> Instruction
Repeat word for word the lines from the one containing "Patent image size: (809, 739)." through the one containing "The DC-AC converter 585 is at (258, 81).", both included.

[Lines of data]
_ _ _ _ _ _ _

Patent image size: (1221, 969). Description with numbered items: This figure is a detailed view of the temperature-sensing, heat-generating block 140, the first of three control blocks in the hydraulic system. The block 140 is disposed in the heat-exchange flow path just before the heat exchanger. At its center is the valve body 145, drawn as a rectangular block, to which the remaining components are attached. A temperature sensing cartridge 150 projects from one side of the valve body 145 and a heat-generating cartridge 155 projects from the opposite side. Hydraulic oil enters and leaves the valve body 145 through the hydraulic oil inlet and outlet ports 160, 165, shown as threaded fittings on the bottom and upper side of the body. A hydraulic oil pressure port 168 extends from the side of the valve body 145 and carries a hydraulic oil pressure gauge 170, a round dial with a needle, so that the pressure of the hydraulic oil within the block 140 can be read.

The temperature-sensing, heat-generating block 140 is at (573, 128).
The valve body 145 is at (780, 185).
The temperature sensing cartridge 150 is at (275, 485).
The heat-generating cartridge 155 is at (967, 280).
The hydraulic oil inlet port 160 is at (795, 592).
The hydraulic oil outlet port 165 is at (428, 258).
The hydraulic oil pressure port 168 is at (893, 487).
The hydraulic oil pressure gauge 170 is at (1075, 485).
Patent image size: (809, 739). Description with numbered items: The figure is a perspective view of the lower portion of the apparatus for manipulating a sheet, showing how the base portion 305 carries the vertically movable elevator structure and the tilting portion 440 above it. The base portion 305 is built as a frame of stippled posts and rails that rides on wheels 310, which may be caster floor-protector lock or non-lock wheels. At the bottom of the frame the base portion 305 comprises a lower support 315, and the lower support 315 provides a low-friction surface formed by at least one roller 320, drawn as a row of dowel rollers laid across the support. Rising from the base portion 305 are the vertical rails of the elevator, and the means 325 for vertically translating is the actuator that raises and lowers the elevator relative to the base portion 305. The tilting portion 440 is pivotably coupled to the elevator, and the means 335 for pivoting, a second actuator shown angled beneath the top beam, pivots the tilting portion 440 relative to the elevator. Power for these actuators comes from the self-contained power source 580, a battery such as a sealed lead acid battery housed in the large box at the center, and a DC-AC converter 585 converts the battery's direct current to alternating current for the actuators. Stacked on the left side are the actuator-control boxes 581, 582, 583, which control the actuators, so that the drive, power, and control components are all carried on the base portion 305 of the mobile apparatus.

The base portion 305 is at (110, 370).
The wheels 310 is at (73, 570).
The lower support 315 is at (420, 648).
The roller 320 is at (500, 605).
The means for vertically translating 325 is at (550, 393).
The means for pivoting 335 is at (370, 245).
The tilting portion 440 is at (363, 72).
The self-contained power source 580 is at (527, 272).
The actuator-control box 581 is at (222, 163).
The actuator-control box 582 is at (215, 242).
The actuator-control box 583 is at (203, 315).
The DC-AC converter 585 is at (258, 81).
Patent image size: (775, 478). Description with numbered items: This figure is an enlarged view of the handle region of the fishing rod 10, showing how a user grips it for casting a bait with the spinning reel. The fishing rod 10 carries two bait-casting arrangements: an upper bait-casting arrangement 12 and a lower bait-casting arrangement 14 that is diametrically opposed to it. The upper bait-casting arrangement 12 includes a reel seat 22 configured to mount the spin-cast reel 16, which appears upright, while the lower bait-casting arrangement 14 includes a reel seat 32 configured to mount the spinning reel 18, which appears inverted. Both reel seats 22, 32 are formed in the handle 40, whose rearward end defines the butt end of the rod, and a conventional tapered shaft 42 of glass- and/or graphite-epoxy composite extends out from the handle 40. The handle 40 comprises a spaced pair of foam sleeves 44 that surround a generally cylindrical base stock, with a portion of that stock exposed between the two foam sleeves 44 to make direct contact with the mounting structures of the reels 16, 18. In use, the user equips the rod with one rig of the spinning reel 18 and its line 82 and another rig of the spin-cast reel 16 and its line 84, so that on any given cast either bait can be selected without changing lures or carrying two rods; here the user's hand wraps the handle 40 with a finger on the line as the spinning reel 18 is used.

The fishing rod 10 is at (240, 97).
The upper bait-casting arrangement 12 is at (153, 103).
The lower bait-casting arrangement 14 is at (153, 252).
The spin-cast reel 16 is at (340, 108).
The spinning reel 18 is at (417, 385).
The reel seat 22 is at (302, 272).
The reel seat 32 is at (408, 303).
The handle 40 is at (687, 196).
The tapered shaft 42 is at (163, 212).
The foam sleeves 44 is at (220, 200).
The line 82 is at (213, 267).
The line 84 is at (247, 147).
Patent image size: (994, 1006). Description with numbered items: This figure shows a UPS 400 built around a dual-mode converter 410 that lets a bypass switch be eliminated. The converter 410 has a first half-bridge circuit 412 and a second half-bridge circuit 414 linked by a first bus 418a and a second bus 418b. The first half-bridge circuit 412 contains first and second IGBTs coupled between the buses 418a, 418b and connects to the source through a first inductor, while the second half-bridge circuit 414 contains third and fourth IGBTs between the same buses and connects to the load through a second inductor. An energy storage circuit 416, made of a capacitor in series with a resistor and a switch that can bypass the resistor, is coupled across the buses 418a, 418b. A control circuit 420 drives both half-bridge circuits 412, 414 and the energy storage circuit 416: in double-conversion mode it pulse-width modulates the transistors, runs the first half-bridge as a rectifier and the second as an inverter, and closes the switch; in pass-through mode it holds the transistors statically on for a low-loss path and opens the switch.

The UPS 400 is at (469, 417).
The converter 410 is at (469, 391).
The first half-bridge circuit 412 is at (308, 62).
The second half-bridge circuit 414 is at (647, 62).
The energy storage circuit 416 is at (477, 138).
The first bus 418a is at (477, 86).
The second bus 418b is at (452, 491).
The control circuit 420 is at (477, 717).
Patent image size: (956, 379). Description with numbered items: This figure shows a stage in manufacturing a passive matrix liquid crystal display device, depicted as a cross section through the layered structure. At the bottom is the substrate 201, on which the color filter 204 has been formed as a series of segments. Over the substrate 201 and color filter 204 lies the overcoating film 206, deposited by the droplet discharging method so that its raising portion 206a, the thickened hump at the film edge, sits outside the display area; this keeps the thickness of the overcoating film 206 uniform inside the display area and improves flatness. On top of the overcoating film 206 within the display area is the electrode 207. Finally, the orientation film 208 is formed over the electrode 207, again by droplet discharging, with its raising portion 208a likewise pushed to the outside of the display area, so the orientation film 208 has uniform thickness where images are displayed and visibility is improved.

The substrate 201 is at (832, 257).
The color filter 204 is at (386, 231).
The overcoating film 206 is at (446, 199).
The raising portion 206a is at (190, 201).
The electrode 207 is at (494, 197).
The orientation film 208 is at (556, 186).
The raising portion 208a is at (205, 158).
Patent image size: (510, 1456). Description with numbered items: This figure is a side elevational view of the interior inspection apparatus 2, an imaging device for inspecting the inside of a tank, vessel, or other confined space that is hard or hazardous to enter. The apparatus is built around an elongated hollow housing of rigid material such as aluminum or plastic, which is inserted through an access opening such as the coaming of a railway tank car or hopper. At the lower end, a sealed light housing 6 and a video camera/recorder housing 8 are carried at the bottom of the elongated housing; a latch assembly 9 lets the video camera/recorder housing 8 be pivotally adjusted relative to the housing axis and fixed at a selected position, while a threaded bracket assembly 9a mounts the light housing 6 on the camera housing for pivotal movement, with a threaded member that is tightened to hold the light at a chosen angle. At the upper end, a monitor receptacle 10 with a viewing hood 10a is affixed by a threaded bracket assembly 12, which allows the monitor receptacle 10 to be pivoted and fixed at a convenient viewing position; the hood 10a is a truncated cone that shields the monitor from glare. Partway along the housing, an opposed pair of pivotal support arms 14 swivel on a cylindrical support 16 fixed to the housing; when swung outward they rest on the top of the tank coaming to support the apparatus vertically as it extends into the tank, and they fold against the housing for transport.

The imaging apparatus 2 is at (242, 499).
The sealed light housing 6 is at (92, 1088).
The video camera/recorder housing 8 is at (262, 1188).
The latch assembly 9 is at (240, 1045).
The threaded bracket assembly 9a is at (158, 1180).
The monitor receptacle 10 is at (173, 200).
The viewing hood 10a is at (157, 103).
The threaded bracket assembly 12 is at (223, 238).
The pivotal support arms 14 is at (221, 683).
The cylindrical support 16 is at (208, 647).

_ _ _ _ _ _ _

> Exercise solution
Patent image size: (809, 739). Description with numbered items: The figure is a perspective view of the lower portion of the apparatus for manipulating a sheet, showing how the base portion 305 carries the vertically movable elevator structure and the tilting portion 440 above it. The base portion 305 is built as a frame of stippled posts and rails that rides on wheels 310, which may be caster floor-protector lock or non-lock wheels. At the bottom of the frame the base portion 305 comprises a lower support 315, and the lower support 315 provides a low-friction surface formed by at least one roller 320, drawn as a row of dowel rollers laid across the support. Rising from the base portion 305 are the vertical rails of the elevator, and the means 325 for vertically translating is the actuator that raises and lowers the elevator relative to the base portion 305. The tilting portion 440 is pivotably coupled to the elevator, and the means 335 for pivoting, a second actuator shown angled beneath the top beam, pivots the tilting portion 440 relative to the elevator. Power for these actuators comes from the self-contained power source 580, a battery such as a sealed lead acid battery housed in the large box at the center, and a DC-AC converter 585 converts the battery's direct current to alternating current for the actuators. Stacked on the left side are the actuator-control boxes 581, 582, 583, which control the actuators, so that the drive, power, and control components are all carried on the base portion 305 of the mobile apparatus.

The base portion 305 is at (110, 370).
The wheels 310 is at (73, 570).
The lower support 315 is at (420, 648).
The roller 320 is at (500, 605).
The means for vertically translating 325 is at (550, 393).
The means for pivoting 335 is at (370, 245).
The tilting portion 440 is at (363, 72).
The self-contained power source 580 is at (527, 272).
The actuator-control box 581 is at (222, 163).
The actuator-control box 582 is at (215, 242).
The actuator-control box 583 is at (203, 315).
The DC-AC converter 585 is at (258, 81).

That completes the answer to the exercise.